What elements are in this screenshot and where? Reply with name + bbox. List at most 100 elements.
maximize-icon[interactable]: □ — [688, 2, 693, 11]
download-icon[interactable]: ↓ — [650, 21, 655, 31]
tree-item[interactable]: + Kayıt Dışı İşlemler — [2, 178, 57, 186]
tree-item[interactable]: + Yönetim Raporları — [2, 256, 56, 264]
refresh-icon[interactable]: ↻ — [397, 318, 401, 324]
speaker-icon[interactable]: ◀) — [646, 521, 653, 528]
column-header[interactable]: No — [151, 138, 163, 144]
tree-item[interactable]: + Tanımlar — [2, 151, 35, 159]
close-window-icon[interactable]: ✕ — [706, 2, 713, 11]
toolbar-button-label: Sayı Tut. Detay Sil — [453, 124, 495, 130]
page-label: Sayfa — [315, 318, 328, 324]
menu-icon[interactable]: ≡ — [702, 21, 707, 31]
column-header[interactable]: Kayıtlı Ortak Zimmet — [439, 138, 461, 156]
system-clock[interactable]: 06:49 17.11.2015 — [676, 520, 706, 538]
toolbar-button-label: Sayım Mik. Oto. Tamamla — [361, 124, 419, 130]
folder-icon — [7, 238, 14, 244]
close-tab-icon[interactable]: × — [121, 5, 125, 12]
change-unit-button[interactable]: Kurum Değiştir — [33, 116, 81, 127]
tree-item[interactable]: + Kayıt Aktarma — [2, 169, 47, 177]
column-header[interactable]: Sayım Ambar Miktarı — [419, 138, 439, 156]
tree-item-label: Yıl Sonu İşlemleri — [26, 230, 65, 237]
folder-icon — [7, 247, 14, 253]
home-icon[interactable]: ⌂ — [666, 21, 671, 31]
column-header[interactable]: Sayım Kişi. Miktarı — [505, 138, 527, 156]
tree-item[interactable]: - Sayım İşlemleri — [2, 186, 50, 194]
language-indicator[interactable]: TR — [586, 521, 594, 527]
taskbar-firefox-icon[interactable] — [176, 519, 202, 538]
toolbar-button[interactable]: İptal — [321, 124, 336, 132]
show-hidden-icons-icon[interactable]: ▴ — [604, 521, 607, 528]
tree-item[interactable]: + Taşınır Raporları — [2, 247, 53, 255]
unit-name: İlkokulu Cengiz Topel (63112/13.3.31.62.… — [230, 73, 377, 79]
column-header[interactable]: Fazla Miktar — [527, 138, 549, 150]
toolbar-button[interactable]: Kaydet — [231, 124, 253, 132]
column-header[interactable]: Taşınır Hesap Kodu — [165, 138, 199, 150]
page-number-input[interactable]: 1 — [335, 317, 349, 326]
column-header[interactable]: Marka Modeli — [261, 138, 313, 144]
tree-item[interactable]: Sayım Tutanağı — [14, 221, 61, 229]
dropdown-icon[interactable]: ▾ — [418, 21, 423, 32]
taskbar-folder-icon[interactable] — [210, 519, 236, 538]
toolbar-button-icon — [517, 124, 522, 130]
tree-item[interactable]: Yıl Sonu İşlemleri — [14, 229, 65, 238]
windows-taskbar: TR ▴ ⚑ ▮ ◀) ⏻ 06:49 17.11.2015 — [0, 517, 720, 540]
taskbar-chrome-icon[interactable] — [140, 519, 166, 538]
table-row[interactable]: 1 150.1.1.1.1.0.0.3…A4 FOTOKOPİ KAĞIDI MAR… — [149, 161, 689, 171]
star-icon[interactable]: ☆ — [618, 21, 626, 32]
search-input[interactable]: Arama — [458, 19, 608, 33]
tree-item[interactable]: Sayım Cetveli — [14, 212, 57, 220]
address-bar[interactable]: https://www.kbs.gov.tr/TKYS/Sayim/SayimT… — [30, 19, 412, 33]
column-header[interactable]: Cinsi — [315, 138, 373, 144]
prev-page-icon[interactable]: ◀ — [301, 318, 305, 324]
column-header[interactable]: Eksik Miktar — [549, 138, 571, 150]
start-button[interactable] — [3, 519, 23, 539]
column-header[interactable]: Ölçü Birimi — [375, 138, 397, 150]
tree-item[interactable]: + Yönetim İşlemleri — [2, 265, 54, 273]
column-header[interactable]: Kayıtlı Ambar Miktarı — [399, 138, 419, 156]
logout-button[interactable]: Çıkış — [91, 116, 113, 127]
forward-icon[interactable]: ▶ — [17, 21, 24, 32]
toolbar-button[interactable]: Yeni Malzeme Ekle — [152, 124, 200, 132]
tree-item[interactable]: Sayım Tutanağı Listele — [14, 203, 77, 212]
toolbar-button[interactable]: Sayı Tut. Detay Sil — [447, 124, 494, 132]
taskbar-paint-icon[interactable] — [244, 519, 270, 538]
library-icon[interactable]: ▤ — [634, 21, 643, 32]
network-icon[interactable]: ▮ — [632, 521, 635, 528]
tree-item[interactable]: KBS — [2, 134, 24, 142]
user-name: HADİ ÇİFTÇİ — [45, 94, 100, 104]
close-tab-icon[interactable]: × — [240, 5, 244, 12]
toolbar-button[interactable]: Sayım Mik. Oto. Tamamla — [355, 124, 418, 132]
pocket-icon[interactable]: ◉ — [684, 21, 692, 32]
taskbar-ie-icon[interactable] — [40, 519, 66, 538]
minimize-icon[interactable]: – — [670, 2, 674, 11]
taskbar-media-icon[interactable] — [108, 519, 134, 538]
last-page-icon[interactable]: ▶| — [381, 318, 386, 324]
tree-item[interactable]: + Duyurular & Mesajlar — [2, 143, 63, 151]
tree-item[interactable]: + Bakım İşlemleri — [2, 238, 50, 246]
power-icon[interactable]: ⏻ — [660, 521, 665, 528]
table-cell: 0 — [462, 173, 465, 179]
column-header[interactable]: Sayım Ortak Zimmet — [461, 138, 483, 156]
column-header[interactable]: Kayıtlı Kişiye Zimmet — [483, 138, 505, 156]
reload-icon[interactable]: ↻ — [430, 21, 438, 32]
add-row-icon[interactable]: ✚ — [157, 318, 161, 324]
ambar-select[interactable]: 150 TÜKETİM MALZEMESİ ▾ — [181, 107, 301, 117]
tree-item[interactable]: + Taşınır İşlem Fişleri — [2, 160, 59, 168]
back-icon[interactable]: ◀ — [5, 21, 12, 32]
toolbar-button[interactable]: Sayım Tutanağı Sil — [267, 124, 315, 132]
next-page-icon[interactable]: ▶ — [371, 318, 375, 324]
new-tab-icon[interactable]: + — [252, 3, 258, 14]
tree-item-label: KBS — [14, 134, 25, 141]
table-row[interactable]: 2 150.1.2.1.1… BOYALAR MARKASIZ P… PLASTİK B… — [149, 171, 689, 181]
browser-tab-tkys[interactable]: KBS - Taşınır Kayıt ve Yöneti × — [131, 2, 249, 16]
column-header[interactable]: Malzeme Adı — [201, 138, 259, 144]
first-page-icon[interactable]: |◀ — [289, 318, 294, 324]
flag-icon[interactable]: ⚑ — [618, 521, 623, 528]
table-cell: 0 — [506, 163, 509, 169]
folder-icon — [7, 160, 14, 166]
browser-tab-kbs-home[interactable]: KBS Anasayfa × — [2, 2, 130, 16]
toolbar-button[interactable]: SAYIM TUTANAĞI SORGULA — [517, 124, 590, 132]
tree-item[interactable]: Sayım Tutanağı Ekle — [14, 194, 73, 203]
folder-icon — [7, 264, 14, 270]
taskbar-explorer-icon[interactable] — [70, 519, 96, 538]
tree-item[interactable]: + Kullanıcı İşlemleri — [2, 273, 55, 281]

Work to be completed = Please copy every line of the items above word for word, keeping each character and number unchanged.

Answer to the exercise =
What elements are in this screenshot and where? Reply with name + bbox. List at most 100 elements.
maximize-icon[interactable]: □ — [688, 2, 693, 11]
download-icon[interactable]: ↓ — [650, 21, 655, 31]
tree-item[interactable]: + Kayıt Dışı İşlemler — [2, 178, 57, 186]
tree-item[interactable]: + Yönetim Raporları — [2, 256, 56, 264]
refresh-icon[interactable]: ↻ — [397, 318, 401, 324]
speaker-icon[interactable]: ◀) — [646, 521, 653, 528]
column-header[interactable]: No — [151, 138, 163, 144]
tree-item[interactable]: + Tanımlar — [2, 151, 35, 159]
close-window-icon[interactable]: ✕ — [706, 2, 713, 11]
toolbar-button-label: Sayı Tut. Detay Sil — [453, 124, 495, 130]
page-label: Sayfa — [315, 318, 328, 324]
menu-icon[interactable]: ≡ — [702, 21, 707, 31]
column-header[interactable]: Kayıtlı Ortak Zimmet — [439, 138, 461, 156]
system-clock[interactable]: 06:49 17.11.2015 — [676, 520, 706, 538]
toolbar-button-label: Sayım Mik. Oto. Tamamla — [361, 124, 419, 130]
folder-icon — [7, 238, 14, 244]
close-tab-icon[interactable]: × — [121, 5, 125, 12]
change-unit-button[interactable]: Kurum Değiştir — [33, 116, 81, 127]
tree-item[interactable]: + Kayıt Aktarma — [2, 169, 47, 177]
column-header[interactable]: Sayım Ambar Miktarı — [419, 138, 439, 156]
tree-item-label: Yıl Sonu İşlemleri — [26, 230, 65, 237]
folder-icon — [7, 247, 14, 253]
home-icon[interactable]: ⌂ — [666, 21, 671, 31]
column-header[interactable]: Sayım Kişi. Miktarı — [505, 138, 527, 156]
tree-item[interactable]: - Sayım İşlemleri — [2, 186, 50, 194]
language-indicator[interactable]: TR — [586, 521, 594, 527]
taskbar-firefox-icon[interactable] — [176, 519, 202, 538]
toolbar-button[interactable]: İptal — [321, 124, 336, 132]
show-hidden-icons-icon[interactable]: ▴ — [604, 521, 607, 528]
tree-item[interactable]: + Taşınır Raporları — [2, 247, 53, 255]
unit-name: İlkokulu Cengiz Topel (63112/13.3.31.62.… — [230, 73, 377, 79]
column-header[interactable]: Fazla Miktar — [527, 138, 549, 150]
toolbar-button[interactable]: Kaydet — [231, 124, 253, 132]
column-header[interactable]: Taşınır Hesap Kodu — [165, 138, 199, 150]
page-number-input[interactable]: 1 — [335, 317, 349, 326]
column-header[interactable]: Marka Modeli — [261, 138, 313, 144]
tree-item[interactable]: Sayım Tutanağı — [14, 221, 61, 229]
dropdown-icon[interactable]: ▾ — [418, 21, 423, 32]
taskbar-folder-icon[interactable] — [210, 519, 236, 538]
toolbar-button-icon — [517, 124, 522, 130]
tree-item[interactable]: Yıl Sonu İşlemleri — [14, 229, 65, 238]
windows-taskbar: TR ▴ ⚑ ▮ ◀) ⏻ 06:49 17.11.2015 — [0, 517, 720, 540]
taskbar-chrome-icon[interactable] — [140, 519, 166, 538]
table-row[interactable]: 1 150.1.1.1.1.0.0.3…A4 FOTOKOPİ KAĞIDI MAR… — [149, 161, 689, 171]
star-icon[interactable]: ☆ — [618, 21, 626, 32]
search-input[interactable]: Arama — [458, 19, 608, 33]
tree-item[interactable]: Sayım Cetveli — [14, 212, 57, 220]
address-bar[interactable]: https://www.kbs.gov.tr/TKYS/Sayim/SayimT… — [30, 19, 412, 33]
column-header[interactable]: Cinsi — [315, 138, 373, 144]
prev-page-icon[interactable]: ◀ — [301, 318, 305, 324]
column-header[interactable]: Eksik Miktar — [549, 138, 571, 150]
start-button[interactable] — [3, 519, 23, 539]
column-header[interactable]: Ölçü Birimi — [375, 138, 397, 150]
tree-item[interactable]: + Yönetim İşlemleri — [2, 265, 54, 273]
column-header[interactable]: Kayıtlı Ambar Miktarı — [399, 138, 419, 156]
logout-button[interactable]: Çıkış — [91, 116, 113, 127]
forward-icon[interactable]: ▶ — [17, 21, 24, 32]
toolbar-button[interactable]: Yeni Malzeme Ekle — [152, 124, 200, 132]
tree-item[interactable]: Sayım Tutanağı Listele — [14, 203, 77, 212]
toolbar-button[interactable]: Sayı Tut. Detay Sil — [447, 124, 494, 132]
taskbar-paint-icon[interactable] — [244, 519, 270, 538]
library-icon[interactable]: ▤ — [634, 21, 643, 32]
network-icon[interactable]: ▮ — [632, 521, 635, 528]
tree-item[interactable]: KBS — [2, 134, 24, 142]
user-name: HADİ ÇİFTÇİ — [45, 94, 100, 104]
close-tab-icon[interactable]: × — [240, 5, 244, 12]
toolbar-button[interactable]: Sayım Mik. Oto. Tamamla — [355, 124, 418, 132]
pocket-icon[interactable]: ◉ — [684, 21, 692, 32]
taskbar-ie-icon[interactable] — [40, 519, 66, 538]
minimize-icon[interactable]: – — [670, 2, 674, 11]
taskbar-media-icon[interactable] — [108, 519, 134, 538]
last-page-icon[interactable]: ▶| — [381, 318, 386, 324]
tree-item[interactable]: + Duyurular & Mesajlar — [2, 143, 63, 151]
tree-item[interactable]: + Bakım İşlemleri — [2, 238, 50, 246]
power-icon[interactable]: ⏻ — [660, 521, 665, 528]
table-cell: 0 — [462, 173, 465, 179]
column-header[interactable]: Sayım Ortak Zimmet — [461, 138, 483, 156]
column-header[interactable]: Kayıtlı Kişiye Zimmet — [483, 138, 505, 156]
reload-icon[interactable]: ↻ — [430, 21, 438, 32]
add-row-icon[interactable]: ✚ — [157, 318, 161, 324]
ambar-select[interactable]: 150 TÜKETİM MALZEMESİ ▾ — [181, 107, 301, 117]
tree-item[interactable]: + Taşınır İşlem Fişleri — [2, 160, 59, 168]
back-icon[interactable]: ◀ — [5, 21, 12, 32]
toolbar-button[interactable]: Sayım Tutanağı Sil — [267, 124, 315, 132]
next-page-icon[interactable]: ▶ — [371, 318, 375, 324]
new-tab-icon[interactable]: + — [252, 3, 258, 14]
tree-item-label: KBS — [14, 134, 25, 141]
table-row[interactable]: 2 150.1.2.1.1… BOYALAR MARKASIZ P… PLASTİK B… — [149, 171, 689, 181]
browser-tab-tkys[interactable]: KBS - Taşınır Kayıt ve Yöneti × — [131, 2, 249, 16]
column-header[interactable]: Malzeme Adı — [201, 138, 259, 144]
first-page-icon[interactable]: |◀ — [289, 318, 294, 324]
flag-icon[interactable]: ⚑ — [618, 521, 623, 528]
table-cell: 0 — [506, 163, 509, 169]
folder-icon — [7, 160, 14, 166]
browser-tab-kbs-home[interactable]: KBS Anasayfa × — [2, 2, 130, 16]
toolbar-button[interactable]: SAYIM TUTANAĞI SORGULA — [517, 124, 590, 132]
tree-item[interactable]: Sayım Tutanağı Ekle — [14, 194, 73, 203]
folder-icon — [7, 264, 14, 270]
taskbar-explorer-icon[interactable] — [70, 519, 96, 538]
tree-item[interactable]: + Kullanıcı İşlemleri — [2, 273, 55, 281]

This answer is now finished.